» Aim of the task: Your answer needs to include each line of the records in which the string "three" can be found.

» Input material:
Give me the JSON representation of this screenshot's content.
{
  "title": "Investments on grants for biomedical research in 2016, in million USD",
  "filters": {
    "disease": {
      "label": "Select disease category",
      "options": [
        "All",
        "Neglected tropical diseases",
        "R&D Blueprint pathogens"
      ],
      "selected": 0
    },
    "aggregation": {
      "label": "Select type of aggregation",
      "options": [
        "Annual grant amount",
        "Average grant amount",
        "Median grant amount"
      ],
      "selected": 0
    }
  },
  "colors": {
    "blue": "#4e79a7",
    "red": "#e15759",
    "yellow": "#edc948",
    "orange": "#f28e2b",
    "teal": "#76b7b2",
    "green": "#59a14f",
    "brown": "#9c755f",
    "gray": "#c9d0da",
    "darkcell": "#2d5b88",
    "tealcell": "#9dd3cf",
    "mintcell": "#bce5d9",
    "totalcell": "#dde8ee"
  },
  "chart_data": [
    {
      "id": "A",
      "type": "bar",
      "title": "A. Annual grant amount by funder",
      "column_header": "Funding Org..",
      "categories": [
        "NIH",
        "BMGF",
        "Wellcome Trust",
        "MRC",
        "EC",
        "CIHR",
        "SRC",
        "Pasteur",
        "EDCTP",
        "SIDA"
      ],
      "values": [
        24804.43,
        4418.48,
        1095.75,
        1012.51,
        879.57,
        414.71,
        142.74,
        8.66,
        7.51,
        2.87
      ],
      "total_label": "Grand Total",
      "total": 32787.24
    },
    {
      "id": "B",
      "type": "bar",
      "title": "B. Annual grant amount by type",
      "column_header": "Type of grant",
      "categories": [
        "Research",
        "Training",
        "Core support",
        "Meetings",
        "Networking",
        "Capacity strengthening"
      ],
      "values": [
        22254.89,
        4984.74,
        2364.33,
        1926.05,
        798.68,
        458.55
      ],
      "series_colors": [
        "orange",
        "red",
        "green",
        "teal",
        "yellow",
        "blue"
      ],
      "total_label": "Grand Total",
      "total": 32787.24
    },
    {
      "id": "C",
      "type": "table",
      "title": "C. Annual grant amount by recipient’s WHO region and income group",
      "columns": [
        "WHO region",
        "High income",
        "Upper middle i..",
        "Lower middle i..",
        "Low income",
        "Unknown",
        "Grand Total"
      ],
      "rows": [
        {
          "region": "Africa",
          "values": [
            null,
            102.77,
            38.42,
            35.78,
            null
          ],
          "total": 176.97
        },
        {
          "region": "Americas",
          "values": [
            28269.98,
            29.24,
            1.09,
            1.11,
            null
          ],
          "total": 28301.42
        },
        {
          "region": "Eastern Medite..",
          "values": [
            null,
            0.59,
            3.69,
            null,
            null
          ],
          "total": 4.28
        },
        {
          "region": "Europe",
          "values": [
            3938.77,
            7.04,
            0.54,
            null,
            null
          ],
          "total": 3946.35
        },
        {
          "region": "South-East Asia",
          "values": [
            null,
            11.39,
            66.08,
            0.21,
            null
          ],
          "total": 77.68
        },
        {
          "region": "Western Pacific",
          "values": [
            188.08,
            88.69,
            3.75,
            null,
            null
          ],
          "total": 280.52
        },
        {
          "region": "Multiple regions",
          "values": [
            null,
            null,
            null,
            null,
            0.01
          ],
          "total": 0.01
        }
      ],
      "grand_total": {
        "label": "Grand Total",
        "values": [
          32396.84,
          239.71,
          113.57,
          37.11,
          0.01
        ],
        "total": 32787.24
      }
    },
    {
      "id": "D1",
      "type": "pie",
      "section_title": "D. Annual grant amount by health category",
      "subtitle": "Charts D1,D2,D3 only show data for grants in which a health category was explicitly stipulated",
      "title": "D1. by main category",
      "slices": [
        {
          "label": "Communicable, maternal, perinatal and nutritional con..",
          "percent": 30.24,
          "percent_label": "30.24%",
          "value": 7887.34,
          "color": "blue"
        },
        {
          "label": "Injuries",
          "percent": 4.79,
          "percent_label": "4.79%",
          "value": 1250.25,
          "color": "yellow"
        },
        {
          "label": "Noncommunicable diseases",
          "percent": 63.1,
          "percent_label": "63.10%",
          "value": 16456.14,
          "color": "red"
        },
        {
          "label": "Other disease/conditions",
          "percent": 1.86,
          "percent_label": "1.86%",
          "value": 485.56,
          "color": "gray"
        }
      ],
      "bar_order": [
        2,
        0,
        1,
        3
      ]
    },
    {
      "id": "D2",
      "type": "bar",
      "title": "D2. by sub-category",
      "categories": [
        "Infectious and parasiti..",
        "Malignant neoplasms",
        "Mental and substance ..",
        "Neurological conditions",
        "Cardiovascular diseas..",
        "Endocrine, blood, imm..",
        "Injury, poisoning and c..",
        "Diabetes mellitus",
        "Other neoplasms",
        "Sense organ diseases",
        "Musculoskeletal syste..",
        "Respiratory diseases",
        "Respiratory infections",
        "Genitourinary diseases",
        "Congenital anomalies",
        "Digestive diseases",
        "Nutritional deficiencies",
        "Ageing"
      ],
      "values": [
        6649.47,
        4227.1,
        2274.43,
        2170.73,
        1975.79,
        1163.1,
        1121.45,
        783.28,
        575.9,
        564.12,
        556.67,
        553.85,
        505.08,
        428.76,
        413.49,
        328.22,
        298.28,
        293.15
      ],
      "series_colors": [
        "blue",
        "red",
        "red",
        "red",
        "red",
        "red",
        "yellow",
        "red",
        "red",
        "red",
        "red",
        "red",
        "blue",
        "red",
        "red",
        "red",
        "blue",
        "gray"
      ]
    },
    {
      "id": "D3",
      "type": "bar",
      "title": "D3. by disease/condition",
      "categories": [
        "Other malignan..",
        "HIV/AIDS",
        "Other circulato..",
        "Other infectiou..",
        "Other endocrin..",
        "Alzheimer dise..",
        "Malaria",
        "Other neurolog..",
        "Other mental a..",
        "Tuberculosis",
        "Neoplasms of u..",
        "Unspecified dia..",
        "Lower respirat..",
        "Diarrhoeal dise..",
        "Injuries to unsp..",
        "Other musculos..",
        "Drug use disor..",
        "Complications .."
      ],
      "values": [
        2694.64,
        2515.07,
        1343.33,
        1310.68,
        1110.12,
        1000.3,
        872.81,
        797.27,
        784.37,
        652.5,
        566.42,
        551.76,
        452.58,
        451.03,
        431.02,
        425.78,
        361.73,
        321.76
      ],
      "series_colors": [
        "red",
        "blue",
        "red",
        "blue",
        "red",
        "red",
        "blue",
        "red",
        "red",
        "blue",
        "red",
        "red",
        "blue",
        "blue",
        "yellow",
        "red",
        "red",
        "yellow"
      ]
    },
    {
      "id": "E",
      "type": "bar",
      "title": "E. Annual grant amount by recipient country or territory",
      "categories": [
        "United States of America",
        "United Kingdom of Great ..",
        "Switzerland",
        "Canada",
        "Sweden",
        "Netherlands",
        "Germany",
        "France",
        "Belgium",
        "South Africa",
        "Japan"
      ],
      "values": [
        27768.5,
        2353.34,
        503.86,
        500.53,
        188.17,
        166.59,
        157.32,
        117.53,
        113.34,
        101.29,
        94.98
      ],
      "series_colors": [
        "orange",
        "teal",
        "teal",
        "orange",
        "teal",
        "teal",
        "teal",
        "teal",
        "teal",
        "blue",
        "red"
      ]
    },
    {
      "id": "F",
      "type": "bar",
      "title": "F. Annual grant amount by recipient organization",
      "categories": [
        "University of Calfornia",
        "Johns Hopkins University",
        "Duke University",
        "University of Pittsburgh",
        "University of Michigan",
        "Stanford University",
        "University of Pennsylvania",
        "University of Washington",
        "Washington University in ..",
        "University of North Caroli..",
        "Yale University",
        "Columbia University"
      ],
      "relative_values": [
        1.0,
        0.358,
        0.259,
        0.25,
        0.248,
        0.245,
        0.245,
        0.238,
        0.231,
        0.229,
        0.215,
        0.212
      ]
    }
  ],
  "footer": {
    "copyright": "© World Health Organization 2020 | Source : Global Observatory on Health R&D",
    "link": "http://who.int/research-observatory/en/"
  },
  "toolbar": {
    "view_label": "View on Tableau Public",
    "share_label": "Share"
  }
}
* * *
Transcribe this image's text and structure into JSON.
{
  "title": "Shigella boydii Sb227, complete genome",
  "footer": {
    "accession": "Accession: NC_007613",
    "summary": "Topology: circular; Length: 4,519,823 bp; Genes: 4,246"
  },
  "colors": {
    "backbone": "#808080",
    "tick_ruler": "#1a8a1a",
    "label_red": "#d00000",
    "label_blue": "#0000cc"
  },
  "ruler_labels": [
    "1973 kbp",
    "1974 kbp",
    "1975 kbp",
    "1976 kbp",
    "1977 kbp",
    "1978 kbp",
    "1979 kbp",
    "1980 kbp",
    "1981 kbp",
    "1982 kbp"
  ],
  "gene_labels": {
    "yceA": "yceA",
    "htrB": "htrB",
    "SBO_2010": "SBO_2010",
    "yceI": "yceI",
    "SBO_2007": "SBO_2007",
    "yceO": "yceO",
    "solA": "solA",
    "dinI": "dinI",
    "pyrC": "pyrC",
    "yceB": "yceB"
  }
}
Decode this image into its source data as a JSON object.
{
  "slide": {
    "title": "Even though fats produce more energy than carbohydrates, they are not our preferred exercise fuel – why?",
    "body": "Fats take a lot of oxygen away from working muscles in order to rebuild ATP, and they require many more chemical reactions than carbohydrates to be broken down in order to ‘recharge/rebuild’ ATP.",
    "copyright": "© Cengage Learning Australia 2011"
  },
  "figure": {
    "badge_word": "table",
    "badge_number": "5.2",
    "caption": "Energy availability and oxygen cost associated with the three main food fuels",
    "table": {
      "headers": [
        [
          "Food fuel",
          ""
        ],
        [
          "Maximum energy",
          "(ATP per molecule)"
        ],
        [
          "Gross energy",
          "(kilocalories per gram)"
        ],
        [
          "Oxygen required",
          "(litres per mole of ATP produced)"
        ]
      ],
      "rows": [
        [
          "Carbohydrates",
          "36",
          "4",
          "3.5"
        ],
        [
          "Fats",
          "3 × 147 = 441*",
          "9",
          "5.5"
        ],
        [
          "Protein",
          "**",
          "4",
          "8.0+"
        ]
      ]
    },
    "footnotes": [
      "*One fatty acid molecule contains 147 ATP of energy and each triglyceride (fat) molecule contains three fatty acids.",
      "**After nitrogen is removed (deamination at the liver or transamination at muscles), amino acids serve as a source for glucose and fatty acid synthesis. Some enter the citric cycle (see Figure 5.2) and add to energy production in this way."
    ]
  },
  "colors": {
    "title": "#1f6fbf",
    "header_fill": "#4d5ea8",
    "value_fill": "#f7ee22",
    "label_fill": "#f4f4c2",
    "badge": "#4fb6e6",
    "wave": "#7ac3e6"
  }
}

» Task answer:
    "caption": "Energy availability and oxygen cost associated with the three main food fuels",
      "*One fatty acid molecule contains 147 ATP of energy and each triglyceride (fat) molecule contains three fatty acids.",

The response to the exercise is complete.